Data entries:

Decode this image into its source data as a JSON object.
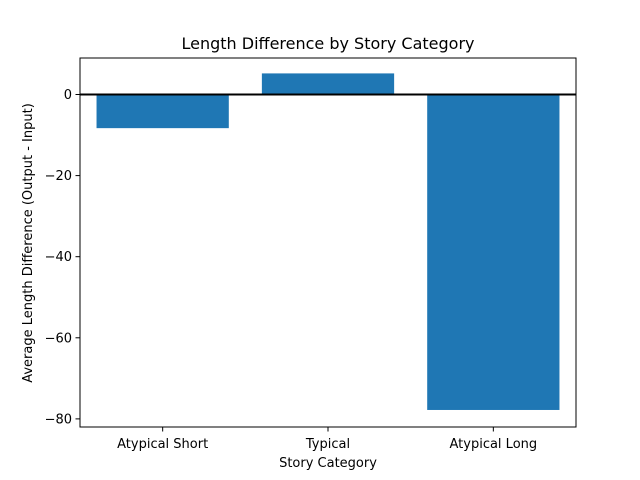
{
  "chart_data": {
    "type": "bar",
    "title": "Length Difference by Story Category",
    "xlabel": "Story Category",
    "ylabel": "Average Length Difference (Output - Input)",
    "categories": [
      "Atypical Short",
      "Typical",
      "Atypical Long"
    ],
    "values": [
      -8.3,
      5.2,
      -77.8
    ],
    "ylim": [
      -82.0,
      9.0
    ],
    "yticks": [
      0,
      -20,
      -40,
      -60,
      -80
    ],
    "grid": false,
    "bar_color": "#1f77b4",
    "zero_line_color": "#000000"
  }
}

▶ [EXERCISE DETAILS]
Quote every line word for word and keep the images out of the copy.

▶ [RESPONSE BELOW]
Decode this image into its source data as a JSON object.
{
  "chart_data": {
    "type": "bar",
    "title": "Length Difference by Story Category",
    "xlabel": "Story Category",
    "ylabel": "Average Length Difference (Output - Input)",
    "categories": [
      "Atypical Short",
      "Typical",
      "Atypical Long"
    ],
    "values": [
      -8.3,
      5.2,
      -77.8
    ],
    "ylim": [
      -82.0,
      9.0
    ],
    "yticks": [
      0,
      -20,
      -40,
      -60,
      -80
    ],
    "grid": false,
    "bar_color": "#1f77b4",
    "zero_line_color": "#000000"
  }
}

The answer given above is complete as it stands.